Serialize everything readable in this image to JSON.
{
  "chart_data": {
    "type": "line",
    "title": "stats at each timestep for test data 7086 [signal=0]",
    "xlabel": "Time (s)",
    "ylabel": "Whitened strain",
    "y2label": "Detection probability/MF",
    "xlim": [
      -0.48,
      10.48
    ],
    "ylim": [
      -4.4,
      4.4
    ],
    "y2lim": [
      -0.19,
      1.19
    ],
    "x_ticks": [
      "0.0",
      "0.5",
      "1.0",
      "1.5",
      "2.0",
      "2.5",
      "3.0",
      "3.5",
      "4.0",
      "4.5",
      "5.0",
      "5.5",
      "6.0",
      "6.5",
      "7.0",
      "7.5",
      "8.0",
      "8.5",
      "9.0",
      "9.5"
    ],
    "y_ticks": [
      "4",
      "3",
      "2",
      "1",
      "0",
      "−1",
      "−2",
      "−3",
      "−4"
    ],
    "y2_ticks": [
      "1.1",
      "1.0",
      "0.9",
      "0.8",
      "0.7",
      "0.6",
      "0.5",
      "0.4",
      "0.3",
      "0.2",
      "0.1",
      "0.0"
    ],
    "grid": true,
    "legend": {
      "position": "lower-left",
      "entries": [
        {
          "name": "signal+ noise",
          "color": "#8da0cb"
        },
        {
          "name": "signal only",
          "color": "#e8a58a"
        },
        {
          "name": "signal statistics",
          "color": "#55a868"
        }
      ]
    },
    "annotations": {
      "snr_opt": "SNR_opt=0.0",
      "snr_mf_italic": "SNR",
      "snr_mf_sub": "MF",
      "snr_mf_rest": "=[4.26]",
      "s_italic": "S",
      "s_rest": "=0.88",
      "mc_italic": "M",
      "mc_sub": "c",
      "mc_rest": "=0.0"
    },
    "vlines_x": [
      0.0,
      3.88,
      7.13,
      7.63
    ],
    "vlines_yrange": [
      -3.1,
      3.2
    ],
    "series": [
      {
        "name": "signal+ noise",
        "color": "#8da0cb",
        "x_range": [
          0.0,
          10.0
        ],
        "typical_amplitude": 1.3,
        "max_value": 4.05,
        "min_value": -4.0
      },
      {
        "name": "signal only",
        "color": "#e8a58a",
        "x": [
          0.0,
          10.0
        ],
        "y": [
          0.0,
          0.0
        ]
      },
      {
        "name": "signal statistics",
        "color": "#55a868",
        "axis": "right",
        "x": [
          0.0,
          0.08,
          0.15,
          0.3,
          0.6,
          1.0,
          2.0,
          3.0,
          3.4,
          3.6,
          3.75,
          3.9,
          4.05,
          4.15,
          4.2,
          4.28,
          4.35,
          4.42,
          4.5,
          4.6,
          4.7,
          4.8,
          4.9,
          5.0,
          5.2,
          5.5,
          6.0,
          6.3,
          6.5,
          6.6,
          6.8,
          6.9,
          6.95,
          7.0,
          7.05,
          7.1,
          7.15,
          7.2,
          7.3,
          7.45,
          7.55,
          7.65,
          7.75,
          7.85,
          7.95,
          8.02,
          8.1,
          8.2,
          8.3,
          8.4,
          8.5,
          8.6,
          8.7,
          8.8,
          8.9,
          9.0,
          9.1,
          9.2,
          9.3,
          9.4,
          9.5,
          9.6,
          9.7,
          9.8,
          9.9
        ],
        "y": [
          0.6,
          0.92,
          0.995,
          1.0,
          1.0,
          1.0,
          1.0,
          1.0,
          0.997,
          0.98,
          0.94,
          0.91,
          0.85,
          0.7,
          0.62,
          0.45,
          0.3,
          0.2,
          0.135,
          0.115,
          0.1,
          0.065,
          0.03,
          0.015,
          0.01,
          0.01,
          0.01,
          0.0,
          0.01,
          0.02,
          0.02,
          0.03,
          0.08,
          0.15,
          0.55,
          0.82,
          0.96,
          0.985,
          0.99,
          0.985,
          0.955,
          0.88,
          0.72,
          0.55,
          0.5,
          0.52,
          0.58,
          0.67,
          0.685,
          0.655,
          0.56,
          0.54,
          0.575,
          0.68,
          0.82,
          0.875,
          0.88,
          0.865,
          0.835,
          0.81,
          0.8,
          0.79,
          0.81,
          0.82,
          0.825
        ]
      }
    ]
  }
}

□ □ □ □

* _AIM OF THE EXERCISE_
Copy every line above that holds the word "name".

* _CORRECT RESPONSE_
          "name": "signal+ noise",
          "name": "signal only",
          "name": "signal statistics",
        "name": "signal+ noise",
        "name": "signal only",
        "name": "signal statistics",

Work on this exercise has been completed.